**Exercise description:** The records that follow need to be output exactly as they are.
= = = =
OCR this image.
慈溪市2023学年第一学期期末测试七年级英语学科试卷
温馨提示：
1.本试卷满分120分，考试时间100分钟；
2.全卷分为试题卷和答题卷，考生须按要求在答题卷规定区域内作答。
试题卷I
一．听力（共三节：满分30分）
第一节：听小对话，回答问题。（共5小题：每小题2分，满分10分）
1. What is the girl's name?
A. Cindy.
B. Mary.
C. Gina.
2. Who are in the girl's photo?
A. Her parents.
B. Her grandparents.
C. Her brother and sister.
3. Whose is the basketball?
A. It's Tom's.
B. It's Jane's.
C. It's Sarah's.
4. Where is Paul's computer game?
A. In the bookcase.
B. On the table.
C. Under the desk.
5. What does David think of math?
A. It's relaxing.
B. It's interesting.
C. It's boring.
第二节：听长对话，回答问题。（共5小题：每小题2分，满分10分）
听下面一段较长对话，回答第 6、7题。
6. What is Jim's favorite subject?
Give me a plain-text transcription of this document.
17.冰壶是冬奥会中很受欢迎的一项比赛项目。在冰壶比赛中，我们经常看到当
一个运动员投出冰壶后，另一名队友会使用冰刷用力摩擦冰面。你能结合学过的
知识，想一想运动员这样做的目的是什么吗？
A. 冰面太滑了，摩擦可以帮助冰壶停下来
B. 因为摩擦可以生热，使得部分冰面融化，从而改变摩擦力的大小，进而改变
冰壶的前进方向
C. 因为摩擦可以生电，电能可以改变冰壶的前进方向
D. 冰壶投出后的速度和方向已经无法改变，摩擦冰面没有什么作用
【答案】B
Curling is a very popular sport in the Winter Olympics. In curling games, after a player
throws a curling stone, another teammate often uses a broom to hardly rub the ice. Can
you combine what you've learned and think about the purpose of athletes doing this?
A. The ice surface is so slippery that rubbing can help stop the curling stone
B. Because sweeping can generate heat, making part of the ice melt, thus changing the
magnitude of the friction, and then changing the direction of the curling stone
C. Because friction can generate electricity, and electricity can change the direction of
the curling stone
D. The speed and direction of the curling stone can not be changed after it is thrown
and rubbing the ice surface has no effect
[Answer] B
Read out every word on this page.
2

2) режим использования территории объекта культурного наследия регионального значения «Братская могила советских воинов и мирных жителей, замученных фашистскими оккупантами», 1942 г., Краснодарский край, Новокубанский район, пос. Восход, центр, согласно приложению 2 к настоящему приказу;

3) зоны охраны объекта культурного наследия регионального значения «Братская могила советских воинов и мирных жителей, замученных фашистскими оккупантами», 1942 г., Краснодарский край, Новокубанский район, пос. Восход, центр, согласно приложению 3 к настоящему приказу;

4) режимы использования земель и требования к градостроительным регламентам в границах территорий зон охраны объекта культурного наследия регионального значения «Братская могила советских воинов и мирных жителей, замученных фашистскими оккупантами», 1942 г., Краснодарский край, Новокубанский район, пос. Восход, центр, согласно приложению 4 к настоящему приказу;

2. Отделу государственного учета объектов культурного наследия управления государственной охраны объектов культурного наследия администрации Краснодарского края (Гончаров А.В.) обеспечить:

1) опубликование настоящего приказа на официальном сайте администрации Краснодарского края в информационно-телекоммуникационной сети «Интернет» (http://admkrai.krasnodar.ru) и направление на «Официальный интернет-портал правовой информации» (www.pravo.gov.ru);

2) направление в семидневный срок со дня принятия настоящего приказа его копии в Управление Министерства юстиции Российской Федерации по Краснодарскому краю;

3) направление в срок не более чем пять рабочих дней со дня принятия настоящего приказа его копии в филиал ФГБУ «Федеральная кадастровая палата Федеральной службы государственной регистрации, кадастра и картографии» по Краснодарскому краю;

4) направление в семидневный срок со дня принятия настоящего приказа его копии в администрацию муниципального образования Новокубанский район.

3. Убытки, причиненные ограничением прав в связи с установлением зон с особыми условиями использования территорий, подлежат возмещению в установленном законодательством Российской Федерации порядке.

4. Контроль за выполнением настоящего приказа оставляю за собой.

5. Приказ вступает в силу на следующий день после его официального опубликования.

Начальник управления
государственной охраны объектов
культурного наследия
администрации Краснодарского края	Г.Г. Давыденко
= = = =
**Expected output:**
OCR this image.
慈溪市2023学年第一学期期末测试七年级英语学科试卷
温馨提示：
1.本试卷满分120分，考试时间100分钟；
2.全卷分为试题卷和答题卷，考生须按要求在答题卷规定区域内作答。
试题卷I
一．听力（共三节：满分30分）
第一节：听小对话，回答问题。（共5小题：每小题2分，满分10分）
1. What is the girl's name?
A. Cindy.
B. Mary.
C. Gina.
2. Who are in the girl's photo?
A. Her parents.
B. Her grandparents.
C. Her brother and sister.
3. Whose is the basketball?
A. It's Tom's.
B. It's Jane's.
C. It's Sarah's.
4. Where is Paul's computer game?
A. In the bookcase.
B. On the table.
C. Under the desk.
5. What does David think of math?
A. It's relaxing.
B. It's interesting.
C. It's boring.
第二节：听长对话，回答问题。（共5小题：每小题2分，满分10分）
听下面一段较长对话，回答第 6、7题。
6. What is Jim's favorite subject?
Give me a plain-text transcription of this document.
17.冰壶是冬奥会中很受欢迎的一项比赛项目。在冰壶比赛中，我们经常看到当
一个运动员投出冰壶后，另一名队友会使用冰刷用力摩擦冰面。你能结合学过的
知识，想一想运动员这样做的目的是什么吗？
A. 冰面太滑了，摩擦可以帮助冰壶停下来
B. 因为摩擦可以生热，使得部分冰面融化，从而改变摩擦力的大小，进而改变
冰壶的前进方向
C. 因为摩擦可以生电，电能可以改变冰壶的前进方向
D. 冰壶投出后的速度和方向已经无法改变，摩擦冰面没有什么作用
【答案】B
Curling is a very popular sport in the Winter Olympics. In curling games, after a player
throws a curling stone, another teammate often uses a broom to hardly rub the ice. Can
you combine what you've learned and think about the purpose of athletes doing this?
A. The ice surface is so slippery that rubbing can help stop the curling stone
B. Because sweeping can generate heat, making part of the ice melt, thus changing the
magnitude of the friction, and then changing the direction of the curling stone
C. Because friction can generate electricity, and electricity can change the direction of
the curling stone
D. The speed and direction of the curling stone can not be changed after it is thrown
and rubbing the ice surface has no effect
[Answer] B
Read out every word on this page.
2

2) режим использования территории объекта культурного наследия регионального значения «Братская могила советских воинов и мирных жителей, замученных фашистскими оккупантами», 1942 г., Краснодарский край, Новокубанский район, пос. Восход, центр, согласно приложению 2 к настоящему приказу;

3) зоны охраны объекта культурного наследия регионального значения «Братская могила советских воинов и мирных жителей, замученных фашистскими оккупантами», 1942 г., Краснодарский край, Новокубанский район, пос. Восход, центр, согласно приложению 3 к настоящему приказу;

4) режимы использования земель и требования к градостроительным регламентам в границах территорий зон охраны объекта культурного наследия регионального значения «Братская могила советских воинов и мирных жителей, замученных фашистскими оккупантами», 1942 г., Краснодарский край, Новокубанский район, пос. Восход, центр, согласно приложению 4 к настоящему приказу;

2. Отделу государственного учета объектов культурного наследия управления государственной охраны объектов культурного наследия администрации Краснодарского края (Гончаров А.В.) обеспечить:

1) опубликование настоящего приказа на официальном сайте администрации Краснодарского края в информационно-телекоммуникационной сети «Интернет» (http://admkrai.krasnodar.ru) и направление на «Официальный интернет-портал правовой информации» (www.pravo.gov.ru);

2) направление в семидневный срок со дня принятия настоящего приказа его копии в Управление Министерства юстиции Российской Федерации по Краснодарскому краю;

3) направление в срок не более чем пять рабочих дней со дня принятия настоящего приказа его копии в филиал ФГБУ «Федеральная кадастровая палата Федеральной службы государственной регистрации, кадастра и картографии» по Краснодарскому краю;

4) направление в семидневный срок со дня принятия настоящего приказа его копии в администрацию муниципального образования Новокубанский район.

3. Убытки, причиненные ограничением прав в связи с установлением зон с особыми условиями использования территорий, подлежат возмещению в установленном законодательством Российской Федерации порядке.

4. Контроль за выполнением настоящего приказа оставляю за собой.

5. Приказ вступает в силу на следующий день после его официального опубликования.

Начальник управления
государственной охраны объектов
культурного наследия
администрации Краснодарского края	Г.Г. Давыденко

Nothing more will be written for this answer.